■ **What to work on**
Return each line containing the string "Mohammed".

■ **Records shown**
++++
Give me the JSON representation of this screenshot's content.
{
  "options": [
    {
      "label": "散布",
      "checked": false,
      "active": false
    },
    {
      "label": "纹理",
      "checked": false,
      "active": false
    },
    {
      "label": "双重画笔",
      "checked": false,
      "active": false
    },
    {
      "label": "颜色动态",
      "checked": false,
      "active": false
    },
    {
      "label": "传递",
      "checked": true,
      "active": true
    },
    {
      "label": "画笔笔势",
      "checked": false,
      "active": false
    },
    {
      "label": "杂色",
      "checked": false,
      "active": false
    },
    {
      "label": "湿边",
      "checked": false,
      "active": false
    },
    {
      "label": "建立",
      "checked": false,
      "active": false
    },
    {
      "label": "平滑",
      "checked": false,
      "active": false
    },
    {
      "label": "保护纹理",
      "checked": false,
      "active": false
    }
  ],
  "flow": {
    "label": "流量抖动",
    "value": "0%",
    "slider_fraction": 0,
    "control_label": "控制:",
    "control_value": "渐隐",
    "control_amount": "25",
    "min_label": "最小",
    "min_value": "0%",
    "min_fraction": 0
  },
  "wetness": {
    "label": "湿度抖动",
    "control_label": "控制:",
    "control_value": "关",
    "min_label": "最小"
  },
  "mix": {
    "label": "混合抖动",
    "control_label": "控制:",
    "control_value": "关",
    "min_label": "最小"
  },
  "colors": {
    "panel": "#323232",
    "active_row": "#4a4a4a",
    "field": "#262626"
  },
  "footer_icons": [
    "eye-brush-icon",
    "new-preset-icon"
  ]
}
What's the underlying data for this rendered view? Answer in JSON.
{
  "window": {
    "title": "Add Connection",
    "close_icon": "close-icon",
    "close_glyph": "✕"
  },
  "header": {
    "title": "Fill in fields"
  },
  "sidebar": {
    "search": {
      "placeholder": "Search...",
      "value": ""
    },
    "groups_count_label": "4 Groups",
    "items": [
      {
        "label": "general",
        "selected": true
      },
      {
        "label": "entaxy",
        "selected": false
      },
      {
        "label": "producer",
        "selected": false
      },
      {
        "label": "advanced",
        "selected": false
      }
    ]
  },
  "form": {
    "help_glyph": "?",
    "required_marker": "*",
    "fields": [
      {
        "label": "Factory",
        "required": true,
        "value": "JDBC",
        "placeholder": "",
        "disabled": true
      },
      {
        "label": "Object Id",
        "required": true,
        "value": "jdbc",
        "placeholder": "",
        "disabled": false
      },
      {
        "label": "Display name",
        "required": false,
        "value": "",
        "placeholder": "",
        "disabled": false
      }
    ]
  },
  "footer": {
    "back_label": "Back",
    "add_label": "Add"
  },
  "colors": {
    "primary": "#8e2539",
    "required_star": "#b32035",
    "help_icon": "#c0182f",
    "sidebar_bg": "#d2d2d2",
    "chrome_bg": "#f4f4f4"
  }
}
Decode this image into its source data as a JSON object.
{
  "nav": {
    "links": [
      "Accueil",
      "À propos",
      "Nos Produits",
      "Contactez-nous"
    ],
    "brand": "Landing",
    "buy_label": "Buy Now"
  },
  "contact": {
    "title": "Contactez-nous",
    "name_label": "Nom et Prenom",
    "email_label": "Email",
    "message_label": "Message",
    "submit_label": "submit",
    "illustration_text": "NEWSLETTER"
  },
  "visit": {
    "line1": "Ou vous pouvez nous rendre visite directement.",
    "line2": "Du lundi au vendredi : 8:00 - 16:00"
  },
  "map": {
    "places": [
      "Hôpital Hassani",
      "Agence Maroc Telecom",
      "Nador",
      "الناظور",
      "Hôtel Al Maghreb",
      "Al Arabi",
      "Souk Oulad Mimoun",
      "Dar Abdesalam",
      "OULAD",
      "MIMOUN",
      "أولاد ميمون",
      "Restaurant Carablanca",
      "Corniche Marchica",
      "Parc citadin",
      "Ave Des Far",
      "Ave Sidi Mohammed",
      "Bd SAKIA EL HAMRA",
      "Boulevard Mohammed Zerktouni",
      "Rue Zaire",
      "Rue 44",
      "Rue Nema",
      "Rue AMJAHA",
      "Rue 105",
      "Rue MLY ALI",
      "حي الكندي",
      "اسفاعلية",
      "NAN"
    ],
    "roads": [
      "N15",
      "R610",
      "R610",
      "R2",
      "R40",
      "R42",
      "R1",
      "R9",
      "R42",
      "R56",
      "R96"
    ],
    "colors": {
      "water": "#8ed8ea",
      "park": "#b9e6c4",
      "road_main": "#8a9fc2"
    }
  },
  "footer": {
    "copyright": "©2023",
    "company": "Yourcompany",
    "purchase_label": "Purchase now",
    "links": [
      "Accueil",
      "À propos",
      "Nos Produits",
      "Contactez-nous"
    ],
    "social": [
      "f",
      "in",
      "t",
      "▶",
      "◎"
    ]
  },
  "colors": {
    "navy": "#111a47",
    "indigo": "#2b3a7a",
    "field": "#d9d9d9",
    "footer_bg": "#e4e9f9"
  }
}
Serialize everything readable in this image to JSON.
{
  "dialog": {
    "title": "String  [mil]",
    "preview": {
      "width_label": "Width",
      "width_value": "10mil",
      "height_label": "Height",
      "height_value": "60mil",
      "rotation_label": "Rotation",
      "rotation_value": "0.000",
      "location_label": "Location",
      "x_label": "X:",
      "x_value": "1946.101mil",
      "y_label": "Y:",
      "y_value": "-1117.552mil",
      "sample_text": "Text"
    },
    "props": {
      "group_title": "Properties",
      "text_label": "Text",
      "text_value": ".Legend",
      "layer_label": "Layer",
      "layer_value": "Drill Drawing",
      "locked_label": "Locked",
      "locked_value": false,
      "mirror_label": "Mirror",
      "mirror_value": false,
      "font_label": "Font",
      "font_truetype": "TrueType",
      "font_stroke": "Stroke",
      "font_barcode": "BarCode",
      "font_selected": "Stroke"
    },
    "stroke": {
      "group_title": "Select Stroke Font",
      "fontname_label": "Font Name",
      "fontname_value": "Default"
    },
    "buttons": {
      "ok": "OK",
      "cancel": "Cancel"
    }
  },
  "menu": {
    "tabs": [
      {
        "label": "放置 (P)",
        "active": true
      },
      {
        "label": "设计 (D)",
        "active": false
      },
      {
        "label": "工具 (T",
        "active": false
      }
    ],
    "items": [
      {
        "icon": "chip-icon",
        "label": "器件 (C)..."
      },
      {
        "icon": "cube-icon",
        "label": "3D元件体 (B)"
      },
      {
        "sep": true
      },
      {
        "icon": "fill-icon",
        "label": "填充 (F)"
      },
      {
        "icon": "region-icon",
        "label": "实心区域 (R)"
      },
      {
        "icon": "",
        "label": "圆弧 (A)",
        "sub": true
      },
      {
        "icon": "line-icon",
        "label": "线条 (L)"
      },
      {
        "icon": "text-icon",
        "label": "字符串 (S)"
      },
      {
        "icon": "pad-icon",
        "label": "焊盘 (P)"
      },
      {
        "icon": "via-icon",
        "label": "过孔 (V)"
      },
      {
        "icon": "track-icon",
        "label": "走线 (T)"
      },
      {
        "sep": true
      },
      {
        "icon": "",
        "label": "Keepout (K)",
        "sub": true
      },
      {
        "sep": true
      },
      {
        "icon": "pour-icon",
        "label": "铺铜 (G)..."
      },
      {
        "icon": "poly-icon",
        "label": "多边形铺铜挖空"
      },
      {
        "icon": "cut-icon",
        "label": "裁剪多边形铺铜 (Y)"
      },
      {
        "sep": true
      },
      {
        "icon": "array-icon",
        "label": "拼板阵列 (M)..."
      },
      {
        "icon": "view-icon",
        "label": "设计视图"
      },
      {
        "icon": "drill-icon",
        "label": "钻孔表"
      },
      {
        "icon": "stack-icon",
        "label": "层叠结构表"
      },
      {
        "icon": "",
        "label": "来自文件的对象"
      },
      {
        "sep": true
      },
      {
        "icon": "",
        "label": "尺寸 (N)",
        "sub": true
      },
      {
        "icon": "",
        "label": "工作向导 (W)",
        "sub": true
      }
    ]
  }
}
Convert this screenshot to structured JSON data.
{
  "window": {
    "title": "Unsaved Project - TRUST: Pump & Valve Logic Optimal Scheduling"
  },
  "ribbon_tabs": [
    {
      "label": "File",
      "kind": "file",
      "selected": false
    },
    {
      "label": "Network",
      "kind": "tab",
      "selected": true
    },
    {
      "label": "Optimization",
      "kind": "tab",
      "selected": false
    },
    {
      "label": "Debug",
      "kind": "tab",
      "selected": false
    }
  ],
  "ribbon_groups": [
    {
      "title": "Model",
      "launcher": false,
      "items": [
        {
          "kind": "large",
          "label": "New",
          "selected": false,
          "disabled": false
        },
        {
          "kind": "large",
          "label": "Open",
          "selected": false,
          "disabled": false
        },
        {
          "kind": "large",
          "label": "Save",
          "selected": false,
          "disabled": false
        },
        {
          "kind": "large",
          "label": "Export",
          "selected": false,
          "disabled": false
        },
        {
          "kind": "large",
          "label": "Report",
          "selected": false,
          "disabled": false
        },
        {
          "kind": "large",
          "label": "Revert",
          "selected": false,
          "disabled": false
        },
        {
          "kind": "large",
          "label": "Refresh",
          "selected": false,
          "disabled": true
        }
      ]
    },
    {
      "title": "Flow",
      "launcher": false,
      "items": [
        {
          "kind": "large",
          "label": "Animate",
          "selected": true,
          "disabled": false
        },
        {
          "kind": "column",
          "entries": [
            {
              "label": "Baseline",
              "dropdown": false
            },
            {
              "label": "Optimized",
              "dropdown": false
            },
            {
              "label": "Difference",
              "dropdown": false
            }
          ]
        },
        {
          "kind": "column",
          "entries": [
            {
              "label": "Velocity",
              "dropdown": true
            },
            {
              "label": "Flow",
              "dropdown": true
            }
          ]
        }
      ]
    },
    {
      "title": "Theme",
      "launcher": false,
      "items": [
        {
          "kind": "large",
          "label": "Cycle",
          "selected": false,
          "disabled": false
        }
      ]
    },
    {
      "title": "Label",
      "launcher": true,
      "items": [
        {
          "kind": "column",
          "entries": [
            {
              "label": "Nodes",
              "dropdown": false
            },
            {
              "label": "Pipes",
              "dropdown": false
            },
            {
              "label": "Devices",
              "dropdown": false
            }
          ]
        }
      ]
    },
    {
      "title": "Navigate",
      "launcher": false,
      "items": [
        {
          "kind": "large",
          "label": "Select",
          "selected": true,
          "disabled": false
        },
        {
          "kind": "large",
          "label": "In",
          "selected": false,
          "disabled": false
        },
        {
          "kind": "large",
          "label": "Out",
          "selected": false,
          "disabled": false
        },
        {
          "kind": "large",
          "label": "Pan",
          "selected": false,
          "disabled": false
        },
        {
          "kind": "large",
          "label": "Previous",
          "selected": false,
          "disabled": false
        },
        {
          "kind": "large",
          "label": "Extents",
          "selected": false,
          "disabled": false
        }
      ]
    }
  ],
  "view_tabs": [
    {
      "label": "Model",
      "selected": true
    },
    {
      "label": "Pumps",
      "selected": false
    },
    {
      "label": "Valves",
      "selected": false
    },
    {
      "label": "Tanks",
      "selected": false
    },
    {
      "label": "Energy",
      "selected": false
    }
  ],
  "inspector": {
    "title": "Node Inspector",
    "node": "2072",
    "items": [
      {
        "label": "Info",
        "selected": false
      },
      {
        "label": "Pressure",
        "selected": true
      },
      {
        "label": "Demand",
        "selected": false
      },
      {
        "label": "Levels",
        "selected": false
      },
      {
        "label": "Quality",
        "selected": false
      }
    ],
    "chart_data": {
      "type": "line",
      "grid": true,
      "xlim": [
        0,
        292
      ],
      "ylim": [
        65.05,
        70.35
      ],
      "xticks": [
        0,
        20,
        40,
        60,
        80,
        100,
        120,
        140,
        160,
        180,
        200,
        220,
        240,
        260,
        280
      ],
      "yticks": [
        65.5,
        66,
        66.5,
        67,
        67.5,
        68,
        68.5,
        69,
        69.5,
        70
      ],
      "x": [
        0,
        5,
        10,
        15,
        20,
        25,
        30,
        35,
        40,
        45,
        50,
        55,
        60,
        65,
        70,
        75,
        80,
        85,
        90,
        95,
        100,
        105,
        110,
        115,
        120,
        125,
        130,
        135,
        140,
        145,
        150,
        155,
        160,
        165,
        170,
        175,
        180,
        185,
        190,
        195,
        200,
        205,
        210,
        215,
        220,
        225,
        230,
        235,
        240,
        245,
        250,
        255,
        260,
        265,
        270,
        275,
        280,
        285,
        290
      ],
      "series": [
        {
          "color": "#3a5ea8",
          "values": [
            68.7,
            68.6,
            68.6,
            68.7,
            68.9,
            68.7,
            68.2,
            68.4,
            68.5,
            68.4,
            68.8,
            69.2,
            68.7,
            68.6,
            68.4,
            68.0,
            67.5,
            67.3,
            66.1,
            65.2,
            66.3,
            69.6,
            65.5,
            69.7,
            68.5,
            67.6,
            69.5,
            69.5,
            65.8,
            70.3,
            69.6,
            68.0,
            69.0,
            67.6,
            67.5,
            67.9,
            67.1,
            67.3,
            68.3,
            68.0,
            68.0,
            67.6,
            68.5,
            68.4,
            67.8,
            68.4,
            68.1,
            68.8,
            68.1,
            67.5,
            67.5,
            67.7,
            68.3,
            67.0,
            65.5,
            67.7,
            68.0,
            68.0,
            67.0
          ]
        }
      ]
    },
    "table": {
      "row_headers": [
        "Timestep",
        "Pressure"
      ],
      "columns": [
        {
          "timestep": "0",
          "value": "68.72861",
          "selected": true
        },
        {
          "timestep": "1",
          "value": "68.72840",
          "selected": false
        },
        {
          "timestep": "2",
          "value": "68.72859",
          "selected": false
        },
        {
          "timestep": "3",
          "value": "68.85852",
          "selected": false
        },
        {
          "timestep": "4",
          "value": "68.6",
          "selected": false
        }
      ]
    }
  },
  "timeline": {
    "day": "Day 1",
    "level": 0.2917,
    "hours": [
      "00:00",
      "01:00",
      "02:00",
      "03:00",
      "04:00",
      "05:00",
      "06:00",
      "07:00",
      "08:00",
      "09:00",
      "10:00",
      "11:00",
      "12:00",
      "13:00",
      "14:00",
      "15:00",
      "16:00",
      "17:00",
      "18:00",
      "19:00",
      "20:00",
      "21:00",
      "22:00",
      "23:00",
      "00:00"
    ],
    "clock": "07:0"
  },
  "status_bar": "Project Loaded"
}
++++
■ **Output for this task**
      "Ave Sidi Mohammed",
      "Boulevard Mohammed Zerktouni",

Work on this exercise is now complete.